[Rows from a dataset]
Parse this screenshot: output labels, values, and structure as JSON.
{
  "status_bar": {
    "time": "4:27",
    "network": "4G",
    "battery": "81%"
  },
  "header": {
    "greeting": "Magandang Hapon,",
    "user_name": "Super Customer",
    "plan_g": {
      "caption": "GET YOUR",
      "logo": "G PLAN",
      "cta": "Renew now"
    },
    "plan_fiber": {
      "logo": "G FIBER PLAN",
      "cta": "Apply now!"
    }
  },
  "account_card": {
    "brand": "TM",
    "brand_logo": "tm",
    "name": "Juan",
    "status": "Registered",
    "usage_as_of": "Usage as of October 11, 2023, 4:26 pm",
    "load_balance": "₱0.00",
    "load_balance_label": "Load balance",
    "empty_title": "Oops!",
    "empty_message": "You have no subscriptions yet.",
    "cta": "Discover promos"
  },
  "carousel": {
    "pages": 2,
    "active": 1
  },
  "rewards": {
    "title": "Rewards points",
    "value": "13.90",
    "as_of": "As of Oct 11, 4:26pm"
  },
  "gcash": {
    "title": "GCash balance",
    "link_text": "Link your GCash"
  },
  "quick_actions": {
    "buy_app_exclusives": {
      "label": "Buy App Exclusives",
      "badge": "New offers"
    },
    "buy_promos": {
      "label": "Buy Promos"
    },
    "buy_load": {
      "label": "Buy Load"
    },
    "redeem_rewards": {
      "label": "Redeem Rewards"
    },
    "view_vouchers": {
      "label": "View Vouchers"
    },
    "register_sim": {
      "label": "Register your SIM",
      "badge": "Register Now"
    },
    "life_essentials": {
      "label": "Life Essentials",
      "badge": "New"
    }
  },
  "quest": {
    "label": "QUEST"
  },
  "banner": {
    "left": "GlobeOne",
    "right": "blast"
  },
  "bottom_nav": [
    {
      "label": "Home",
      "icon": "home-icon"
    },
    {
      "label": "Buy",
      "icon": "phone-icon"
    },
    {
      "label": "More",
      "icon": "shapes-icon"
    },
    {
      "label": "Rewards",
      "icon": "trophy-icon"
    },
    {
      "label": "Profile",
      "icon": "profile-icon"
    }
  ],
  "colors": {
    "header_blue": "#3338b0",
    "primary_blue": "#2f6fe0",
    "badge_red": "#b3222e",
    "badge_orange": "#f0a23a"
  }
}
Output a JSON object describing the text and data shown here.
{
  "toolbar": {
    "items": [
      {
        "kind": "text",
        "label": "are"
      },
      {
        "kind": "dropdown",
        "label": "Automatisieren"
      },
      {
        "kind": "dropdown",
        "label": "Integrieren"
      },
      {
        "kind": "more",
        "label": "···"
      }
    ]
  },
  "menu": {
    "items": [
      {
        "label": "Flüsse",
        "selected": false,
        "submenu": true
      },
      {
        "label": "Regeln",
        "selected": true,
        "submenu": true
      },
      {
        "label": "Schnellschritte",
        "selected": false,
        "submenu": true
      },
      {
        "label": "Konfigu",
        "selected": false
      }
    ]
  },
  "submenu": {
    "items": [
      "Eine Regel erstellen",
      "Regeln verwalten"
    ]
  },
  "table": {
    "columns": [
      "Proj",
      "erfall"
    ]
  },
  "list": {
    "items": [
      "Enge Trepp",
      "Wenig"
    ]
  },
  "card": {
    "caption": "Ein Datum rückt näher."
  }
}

▸ Exercise instructions
Exactly as shown above, return every record.

▸ Exercise output
Parse this screenshot: output labels, values, and structure as JSON.
{
  "status_bar": {
    "time": "4:27",
    "network": "4G",
    "battery": "81%"
  },
  "header": {
    "greeting": "Magandang Hapon,",
    "user_name": "Super Customer",
    "plan_g": {
      "caption": "GET YOUR",
      "logo": "G PLAN",
      "cta": "Renew now"
    },
    "plan_fiber": {
      "logo": "G FIBER PLAN",
      "cta": "Apply now!"
    }
  },
  "account_card": {
    "brand": "TM",
    "brand_logo": "tm",
    "name": "Juan",
    "status": "Registered",
    "usage_as_of": "Usage as of October 11, 2023, 4:26 pm",
    "load_balance": "₱0.00",
    "load_balance_label": "Load balance",
    "empty_title": "Oops!",
    "empty_message": "You have no subscriptions yet.",
    "cta": "Discover promos"
  },
  "carousel": {
    "pages": 2,
    "active": 1
  },
  "rewards": {
    "title": "Rewards points",
    "value": "13.90",
    "as_of": "As of Oct 11, 4:26pm"
  },
  "gcash": {
    "title": "GCash balance",
    "link_text": "Link your GCash"
  },
  "quick_actions": {
    "buy_app_exclusives": {
      "label": "Buy App Exclusives",
      "badge": "New offers"
    },
    "buy_promos": {
      "label": "Buy Promos"
    },
    "buy_load": {
      "label": "Buy Load"
    },
    "redeem_rewards": {
      "label": "Redeem Rewards"
    },
    "view_vouchers": {
      "label": "View Vouchers"
    },
    "register_sim": {
      "label": "Register your SIM",
      "badge": "Register Now"
    },
    "life_essentials": {
      "label": "Life Essentials",
      "badge": "New"
    }
  },
  "quest": {
    "label": "QUEST"
  },
  "banner": {
    "left": "GlobeOne",
    "right": "blast"
  },
  "bottom_nav": [
    {
      "label": "Home",
      "icon": "home-icon"
    },
    {
      "label": "Buy",
      "icon": "phone-icon"
    },
    {
      "label": "More",
      "icon": "shapes-icon"
    },
    {
      "label": "Rewards",
      "icon": "trophy-icon"
    },
    {
      "label": "Profile",
      "icon": "profile-icon"
    }
  ],
  "colors": {
    "header_blue": "#3338b0",
    "primary_blue": "#2f6fe0",
    "badge_red": "#b3222e",
    "badge_orange": "#f0a23a"
  }
}
Output a JSON object describing the text and data shown here.
{
  "toolbar": {
    "items": [
      {
        "kind": "text",
        "label": "are"
      },
      {
        "kind": "dropdown",
        "label": "Automatisieren"
      },
      {
        "kind": "dropdown",
        "label": "Integrieren"
      },
      {
        "kind": "more",
        "label": "···"
      }
    ]
  },
  "menu": {
    "items": [
      {
        "label": "Flüsse",
        "selected": false,
        "submenu": true
      },
      {
        "label": "Regeln",
        "selected": true,
        "submenu": true
      },
      {
        "label": "Schnellschritte",
        "selected": false,
        "submenu": true
      },
      {
        "label": "Konfigu",
        "selected": false
      }
    ]
  },
  "submenu": {
    "items": [
      "Eine Regel erstellen",
      "Regeln verwalten"
    ]
  },
  "table": {
    "columns": [
      "Proj",
      "erfall"
    ]
  },
  "list": {
    "items": [
      "Enge Trepp",
      "Wenig"
    ]
  },
  "card": {
    "caption": "Ein Datum rückt näher."
  }
}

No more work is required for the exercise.